- _Problem requirements_
For each line that holds "Resistance", copy the line out.

- _Data rows_
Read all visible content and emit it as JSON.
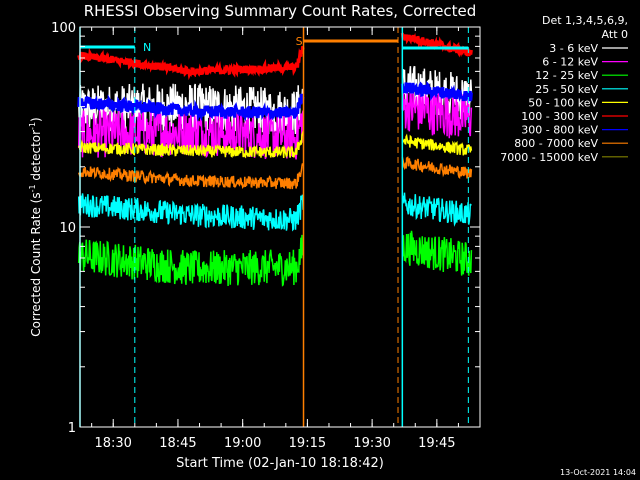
{
  "chart_data": {
    "type": "line",
    "title": "RHESSI Observing Summary Count Rates, Corrected",
    "xlabel": "Start Time (02-Jan-10 18:18:42)",
    "ylabel_main": "Corrected Count Rate (s",
    "ylabel_sup1": "-1",
    "ylabel_mid": " detector",
    "ylabel_sup2": "-1",
    "ylabel_end": ")",
    "yscale": "log",
    "ylim": [
      1,
      100
    ],
    "xlim_minutes": [
      "18:22",
      "19:55"
    ],
    "x_ticks": [
      "18:30",
      "18:45",
      "19:00",
      "19:15",
      "19:30",
      "19:45"
    ],
    "y_ticks": [
      "1",
      "10",
      "100"
    ],
    "legend_header": "Det 1,3,4,5,6,9,",
    "legend_header2": "Att 0",
    "footer_date": "13-Oct-2021 14:04",
    "annotations": [
      {
        "label": "N",
        "time": "18:36",
        "color": "#00ffff"
      },
      {
        "label": "S",
        "time": "19:14",
        "color": "#ff7f00"
      }
    ],
    "series": [
      {
        "name": "3 - 6 keV",
        "color": "#ffffff",
        "levels_pre": [
          39,
          40,
          37
        ],
        "levels_post": [
          50,
          44
        ]
      },
      {
        "name": "6 - 12 keV",
        "color": "#ff00ff",
        "levels_pre": [
          29,
          30,
          28
        ],
        "levels_post": [
          40,
          35
        ]
      },
      {
        "name": "12 - 25 keV",
        "color": "#00ff00",
        "levels_pre": [
          7.2,
          6.2,
          6.3
        ],
        "levels_post": [
          8,
          6.8
        ]
      },
      {
        "name": "25 - 50 keV",
        "color": "#00ffff",
        "levels_pre": [
          13,
          11.5,
          10.8
        ],
        "levels_post": [
          13,
          11.5
        ]
      },
      {
        "name": "50 - 100 keV",
        "color": "#ffff00",
        "levels_pre": [
          25,
          24,
          23.5
        ],
        "levels_post": [
          27,
          24
        ]
      },
      {
        "name": "100 - 300 keV",
        "color": "#ff0000",
        "levels_pre": [
          72,
          60,
          63
        ],
        "levels_post": [
          90,
          74
        ]
      },
      {
        "name": "300 - 800 keV",
        "color": "#0000ff",
        "levels_pre": [
          42,
          38,
          37
        ],
        "levels_post": [
          50,
          45
        ]
      },
      {
        "name": "800 - 7000 keV",
        "color": "#ff7f00",
        "levels_pre": [
          19,
          17,
          16.5
        ],
        "levels_post": [
          21,
          18.5
        ]
      },
      {
        "name": "7000 - 15000 keV",
        "color": "#808000",
        "levels_pre": [],
        "levels_post": []
      }
    ]
  }
}
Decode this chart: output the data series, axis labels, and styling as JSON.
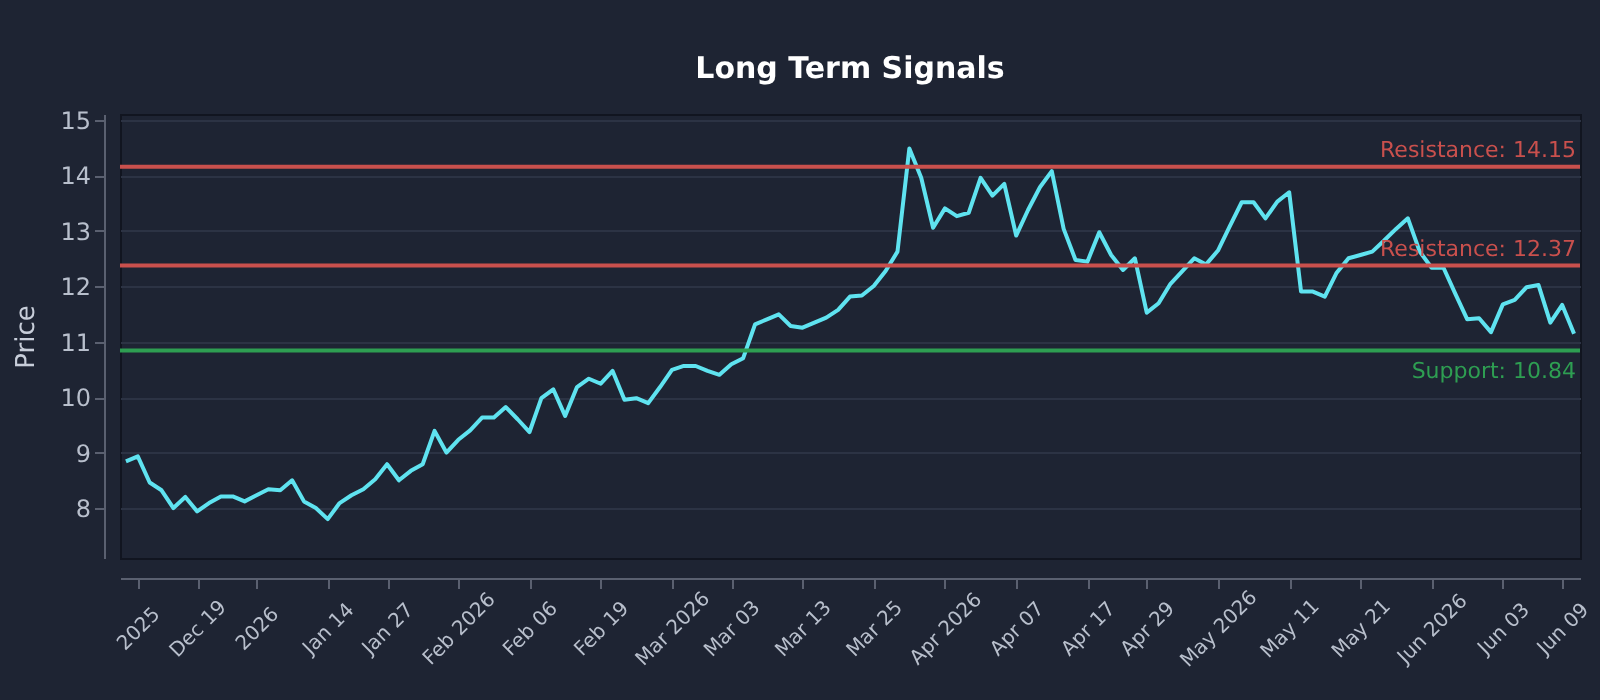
{
  "chart_data": {
    "type": "line",
    "title": "Long Term Signals",
    "ylabel": "Price",
    "series": [
      {
        "color": "#5fe3f0",
        "values": [
          8.84,
          8.93,
          8.46,
          8.32,
          8.0,
          8.2,
          7.94,
          8.09,
          8.21,
          8.21,
          8.12,
          8.23,
          8.34,
          8.32,
          8.5,
          8.12,
          8.0,
          7.8,
          8.09,
          8.23,
          8.34,
          8.52,
          8.79,
          8.5,
          8.67,
          8.79,
          9.39,
          9.0,
          9.23,
          9.4,
          9.63,
          9.63,
          9.82,
          9.6,
          9.37,
          9.98,
          10.14,
          9.66,
          10.18,
          10.33,
          10.24,
          10.47,
          9.95,
          9.98,
          9.89,
          10.18,
          10.49,
          10.56,
          10.56,
          10.47,
          10.4,
          10.59,
          10.7,
          11.31,
          11.4,
          11.49,
          11.28,
          11.25,
          11.34,
          11.43,
          11.57,
          11.81,
          11.83,
          12.0,
          12.27,
          12.62,
          14.48,
          13.95,
          13.05,
          13.4,
          13.26,
          13.32,
          13.95,
          13.63,
          13.84,
          12.91,
          13.37,
          13.78,
          14.07,
          13.03,
          12.47,
          12.44,
          12.97,
          12.56,
          12.29,
          12.5,
          11.52,
          11.69,
          12.04,
          12.27,
          12.5,
          12.39,
          12.64,
          13.08,
          13.51,
          13.51,
          13.22,
          13.52,
          13.69,
          11.9,
          11.9,
          11.81,
          12.24,
          12.5,
          12.56,
          12.62,
          12.82,
          13.03,
          13.22,
          12.62,
          12.33,
          12.33,
          11.86,
          11.4,
          11.42,
          11.17,
          11.67,
          11.75,
          11.98,
          12.02,
          11.34,
          11.66,
          11.14
        ]
      }
    ],
    "categories": [
      null,
      "2025",
      null,
      null,
      null,
      null,
      "Dec 19",
      null,
      null,
      null,
      null,
      "2026",
      null,
      null,
      null,
      null,
      null,
      "Jan 14",
      null,
      null,
      null,
      null,
      "Jan 27",
      null,
      null,
      null,
      null,
      null,
      "Feb 2026",
      null,
      null,
      null,
      null,
      null,
      "Feb 06",
      null,
      null,
      null,
      null,
      null,
      "Feb 19",
      null,
      null,
      null,
      null,
      null,
      "Mar 2026",
      null,
      null,
      null,
      null,
      "Mar 03",
      null,
      null,
      null,
      null,
      null,
      "Mar 13",
      null,
      null,
      null,
      null,
      null,
      "Mar 25",
      null,
      null,
      null,
      null,
      null,
      "Apr 2026",
      null,
      null,
      null,
      null,
      null,
      "Apr 07",
      null,
      null,
      null,
      null,
      null,
      "Apr 17",
      null,
      null,
      null,
      null,
      "Apr 29",
      null,
      null,
      null,
      null,
      null,
      "May 2026",
      null,
      null,
      null,
      null,
      null,
      "May 11",
      null,
      null,
      null,
      null,
      null,
      "May 21",
      null,
      null,
      null,
      null,
      null,
      "Jun 2026",
      null,
      null,
      null,
      null,
      null,
      "Jun 03",
      null,
      null,
      null,
      null,
      "Jun 09",
      null
    ],
    "ylim": [
      7.1,
      15.1
    ],
    "yticks": [
      8,
      9,
      10,
      11,
      12,
      13,
      14,
      15
    ],
    "grid": "y",
    "ref_lines": [
      {
        "axis": "y",
        "value": 14.15,
        "label": "Resistance: 14.15",
        "color": "#c9504d"
      },
      {
        "axis": "y",
        "value": 12.37,
        "label": "Resistance: 12.37",
        "color": "#c9504d"
      },
      {
        "axis": "y",
        "value": 10.84,
        "label": "Support: 10.84",
        "color": "#2e9e52"
      }
    ]
  }
}
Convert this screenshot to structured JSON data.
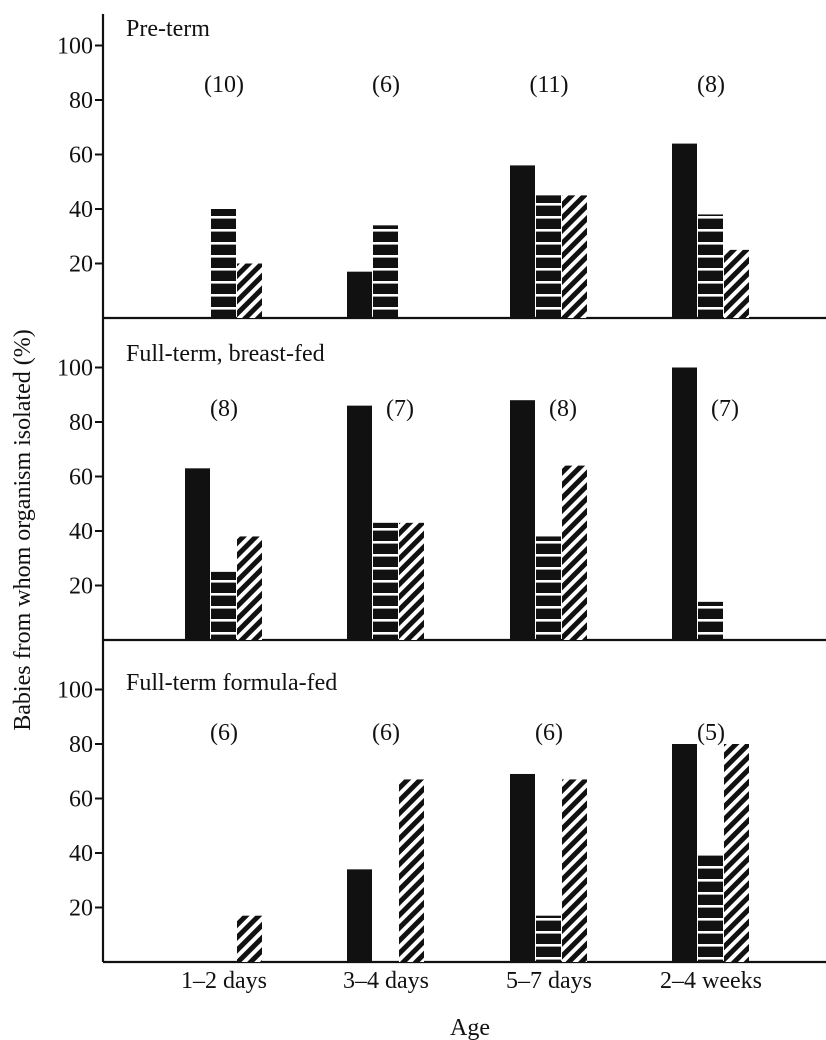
{
  "chart_data": {
    "type": "bar",
    "ylabel": "Babies from whom organism isolated (%)",
    "xlabel": "Age",
    "categories": [
      "1–2 days",
      "3–4 days",
      "5–7 days",
      "2–4 weeks"
    ],
    "yticks": [
      20,
      40,
      60,
      80,
      100
    ],
    "ylim": [
      0,
      110
    ],
    "series_styles": [
      "solid",
      "horizontal-lines",
      "diagonal-hatch"
    ],
    "colors": {
      "ink": "#111111",
      "background": "#ffffff"
    },
    "panels": [
      {
        "title": "Pre-term",
        "counts": [
          "(10)",
          "(6)",
          "(11)",
          "(8)"
        ],
        "values": [
          [
            0,
            40,
            20
          ],
          [
            17,
            34,
            0
          ],
          [
            56,
            45,
            45
          ],
          [
            64,
            38,
            25
          ]
        ]
      },
      {
        "title": "Full-term, breast-fed",
        "counts": [
          "(8)",
          "(7)",
          "(8)",
          "(7)"
        ],
        "values": [
          [
            63,
            25,
            38
          ],
          [
            86,
            43,
            43
          ],
          [
            88,
            38,
            64
          ],
          [
            100,
            14,
            0
          ]
        ]
      },
      {
        "title": "Full-term formula-fed",
        "counts": [
          "(6)",
          "(6)",
          "(6)",
          "(5)"
        ],
        "values": [
          [
            0,
            0,
            17
          ],
          [
            34,
            0,
            67
          ],
          [
            69,
            17,
            67
          ],
          [
            80,
            40,
            80
          ]
        ]
      }
    ]
  }
}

- _Exercise solution_
        "label": "Resistance: 14.15",
        "label": "Resistance: 12.37",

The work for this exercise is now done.